[Data records]

——

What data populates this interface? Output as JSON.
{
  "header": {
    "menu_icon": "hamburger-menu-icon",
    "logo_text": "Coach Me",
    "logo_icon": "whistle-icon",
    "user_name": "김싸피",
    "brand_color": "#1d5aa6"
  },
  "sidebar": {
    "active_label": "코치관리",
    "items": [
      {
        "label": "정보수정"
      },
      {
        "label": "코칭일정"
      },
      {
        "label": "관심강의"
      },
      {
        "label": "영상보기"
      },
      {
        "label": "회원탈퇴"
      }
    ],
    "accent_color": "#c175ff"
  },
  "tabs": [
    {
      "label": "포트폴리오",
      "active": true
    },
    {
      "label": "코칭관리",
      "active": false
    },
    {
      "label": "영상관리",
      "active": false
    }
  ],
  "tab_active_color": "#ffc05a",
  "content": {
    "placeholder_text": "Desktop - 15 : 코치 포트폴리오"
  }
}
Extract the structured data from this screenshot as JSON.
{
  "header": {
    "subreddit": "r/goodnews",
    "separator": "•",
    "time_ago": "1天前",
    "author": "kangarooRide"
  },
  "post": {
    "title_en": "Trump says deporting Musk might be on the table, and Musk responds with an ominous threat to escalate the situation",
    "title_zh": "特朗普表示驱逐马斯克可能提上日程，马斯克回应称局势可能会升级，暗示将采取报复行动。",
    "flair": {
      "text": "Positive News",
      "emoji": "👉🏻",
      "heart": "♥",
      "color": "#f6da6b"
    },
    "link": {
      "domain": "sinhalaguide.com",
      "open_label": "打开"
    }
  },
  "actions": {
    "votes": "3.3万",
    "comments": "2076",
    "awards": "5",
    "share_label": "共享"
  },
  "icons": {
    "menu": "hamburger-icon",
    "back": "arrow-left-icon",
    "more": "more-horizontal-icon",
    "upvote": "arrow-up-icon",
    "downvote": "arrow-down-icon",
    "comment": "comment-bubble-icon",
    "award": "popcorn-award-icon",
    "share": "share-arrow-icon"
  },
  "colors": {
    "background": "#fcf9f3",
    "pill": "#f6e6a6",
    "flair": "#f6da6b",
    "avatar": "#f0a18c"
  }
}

——

- _What to do_: Quote exactly what appears from the line containing "Extract the structured" through the final line of the listing above, including both of those lines.

- _Answer to this problem_:
Extract the structured data from this screenshot as JSON.
{
  "header": {
    "subreddit": "r/goodnews",
    "separator": "•",
    "time_ago": "1天前",
    "author": "kangarooRide"
  },
  "post": {
    "title_en": "Trump says deporting Musk might be on the table, and Musk responds with an ominous threat to escalate the situation",
    "title_zh": "特朗普表示驱逐马斯克可能提上日程，马斯克回应称局势可能会升级，暗示将采取报复行动。",
    "flair": {
      "text": "Positive News",
      "emoji": "👉🏻",
      "heart": "♥",
      "color": "#f6da6b"
    },
    "link": {
      "domain": "sinhalaguide.com",
      "open_label": "打开"
    }
  },
  "actions": {
    "votes": "3.3万",
    "comments": "2076",
    "awards": "5",
    "share_label": "共享"
  },
  "icons": {
    "menu": "hamburger-icon",
    "back": "arrow-left-icon",
    "more": "more-horizontal-icon",
    "upvote": "arrow-up-icon",
    "downvote": "arrow-down-icon",
    "comment": "comment-bubble-icon",
    "award": "popcorn-award-icon",
    "share": "share-arrow-icon"
  },
  "colors": {
    "background": "#fcf9f3",
    "pill": "#f6e6a6",
    "flair": "#f6da6b",
    "avatar": "#f0a18c"
  }
}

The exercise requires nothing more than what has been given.